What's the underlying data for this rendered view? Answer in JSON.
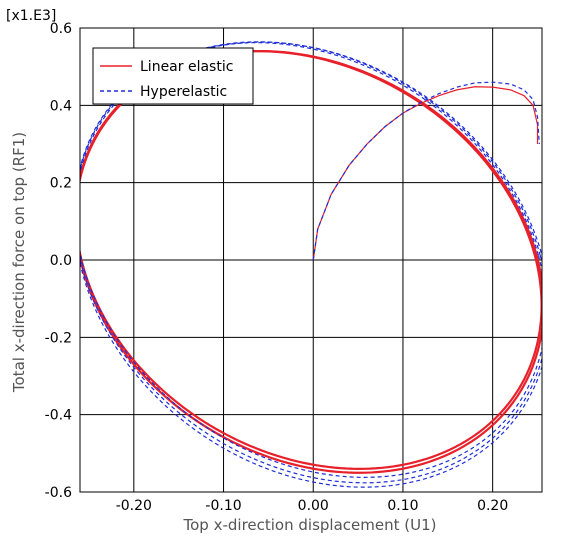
{
  "chart_data": {
    "type": "line",
    "scale_label": "[x1.E3]",
    "xlabel": "Top x-direction displacement (U1)",
    "ylabel": "Total x-direction force on top (RF1)",
    "xlim": [
      -0.26,
      0.255
    ],
    "ylim": [
      -0.6,
      0.6
    ],
    "xticks": [
      -0.2,
      -0.1,
      0.0,
      0.1,
      0.2
    ],
    "xtick_labels": [
      "-0.20",
      "-0.10",
      "0.00",
      "0.10",
      "0.20"
    ],
    "yticks": [
      0.6,
      0.4,
      0.2,
      0.0,
      -0.2,
      -0.4,
      -0.6
    ],
    "ytick_labels": [
      "0.6",
      "0.4",
      "0.2",
      "0.0",
      "-0.2",
      "-0.4",
      "-0.6"
    ],
    "grid": true,
    "legend_position": "top-left",
    "series": [
      {
        "name": "Linear elastic",
        "color": "#e8202a",
        "style": "solid",
        "initial_loading": [
          [
            0.0,
            0.0
          ],
          [
            0.005,
            0.08
          ],
          [
            0.02,
            0.17
          ],
          [
            0.04,
            0.245
          ],
          [
            0.06,
            0.3
          ],
          [
            0.08,
            0.345
          ],
          [
            0.1,
            0.38
          ],
          [
            0.12,
            0.405
          ],
          [
            0.14,
            0.425
          ],
          [
            0.16,
            0.44
          ],
          [
            0.18,
            0.448
          ],
          [
            0.2,
            0.447
          ],
          [
            0.22,
            0.44
          ],
          [
            0.235,
            0.425
          ],
          [
            0.245,
            0.4
          ],
          [
            0.25,
            0.35
          ],
          [
            0.25,
            0.3
          ]
        ],
        "cycles": [
          {
            "cx": -0.005,
            "cy": 0.0,
            "ax": 0.252,
            "ay": 0.012,
            "bx": 0.062,
            "by": -0.54
          },
          {
            "cx": -0.004,
            "cy": -0.005,
            "ax": 0.253,
            "ay": 0.017,
            "bx": 0.063,
            "by": -0.545
          }
        ]
      },
      {
        "name": "Hyperelastic",
        "color": "#1f2fd8",
        "style": "dashed",
        "initial_loading": [
          [
            0.0,
            0.0
          ],
          [
            0.005,
            0.08
          ],
          [
            0.02,
            0.17
          ],
          [
            0.04,
            0.245
          ],
          [
            0.06,
            0.3
          ],
          [
            0.08,
            0.345
          ],
          [
            0.1,
            0.38
          ],
          [
            0.12,
            0.408
          ],
          [
            0.14,
            0.43
          ],
          [
            0.16,
            0.447
          ],
          [
            0.18,
            0.458
          ],
          [
            0.2,
            0.46
          ],
          [
            0.22,
            0.455
          ],
          [
            0.235,
            0.44
          ],
          [
            0.245,
            0.415
          ],
          [
            0.25,
            0.37
          ],
          [
            0.252,
            0.3
          ]
        ],
        "cycles": [
          {
            "cx": -0.003,
            "cy": 0.0,
            "ax": 0.254,
            "ay": 0.012,
            "bx": 0.066,
            "by": -0.562
          },
          {
            "cx": -0.002,
            "cy": -0.006,
            "ax": 0.255,
            "ay": 0.018,
            "bx": 0.067,
            "by": -0.57
          },
          {
            "cx": -0.001,
            "cy": -0.012,
            "ax": 0.256,
            "ay": 0.024,
            "bx": 0.068,
            "by": -0.575
          }
        ]
      }
    ]
  }
}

### Short problem
Extract lines where the string "direction" occurs.

### The response
    "xlabel": "Top x-direction displacement (U1)",
    "ylabel": "Total x-direction force on top (RF1)",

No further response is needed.